YOUR OBJECTIVE:
Print the data that follows exactly.

GIVEN RECORDS:
'''

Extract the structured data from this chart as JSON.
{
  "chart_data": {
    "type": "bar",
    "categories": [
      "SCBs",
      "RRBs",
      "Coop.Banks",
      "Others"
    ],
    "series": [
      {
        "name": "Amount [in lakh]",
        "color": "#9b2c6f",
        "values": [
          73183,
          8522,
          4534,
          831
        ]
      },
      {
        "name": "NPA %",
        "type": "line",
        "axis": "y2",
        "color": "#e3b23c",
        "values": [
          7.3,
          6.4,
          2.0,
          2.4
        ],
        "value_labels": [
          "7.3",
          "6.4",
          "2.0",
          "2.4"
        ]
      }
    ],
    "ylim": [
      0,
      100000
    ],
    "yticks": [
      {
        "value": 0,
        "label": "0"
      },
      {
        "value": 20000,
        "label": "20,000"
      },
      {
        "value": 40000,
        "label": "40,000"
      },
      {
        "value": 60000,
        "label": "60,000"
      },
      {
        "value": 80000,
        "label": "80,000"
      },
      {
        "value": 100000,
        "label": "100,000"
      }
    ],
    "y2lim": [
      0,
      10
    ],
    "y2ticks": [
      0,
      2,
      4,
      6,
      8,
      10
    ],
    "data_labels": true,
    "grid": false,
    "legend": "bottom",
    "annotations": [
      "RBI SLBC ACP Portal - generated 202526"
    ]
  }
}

'''

TASK ANSWER:
Extract the structured data from this chart as JSON.
{
  "chart_data": {
    "type": "bar",
    "categories": [
      "SCBs",
      "RRBs",
      "Coop.Banks",
      "Others"
    ],
    "series": [
      {
        "name": "Amount [in lakh]",
        "color": "#9b2c6f",
        "values": [
          73183,
          8522,
          4534,
          831
        ]
      },
      {
        "name": "NPA %",
        "type": "line",
        "axis": "y2",
        "color": "#e3b23c",
        "values": [
          7.3,
          6.4,
          2.0,
          2.4
        ],
        "value_labels": [
          "7.3",
          "6.4",
          "2.0",
          "2.4"
        ]
      }
    ],
    "ylim": [
      0,
      100000
    ],
    "yticks": [
      {
        "value": 0,
        "label": "0"
      },
      {
        "value": 20000,
        "label": "20,000"
      },
      {
        "value": 40000,
        "label": "40,000"
      },
      {
        "value": 60000,
        "label": "60,000"
      },
      {
        "value": 80000,
        "label": "80,000"
      },
      {
        "value": 100000,
        "label": "100,000"
      }
    ],
    "y2lim": [
      0,
      10
    ],
    "y2ticks": [
      0,
      2,
      4,
      6,
      8,
      10
    ],
    "data_labels": true,
    "grid": false,
    "legend": "bottom",
    "annotations": [
      "RBI SLBC ACP Portal - generated 202526"
    ]
  }
}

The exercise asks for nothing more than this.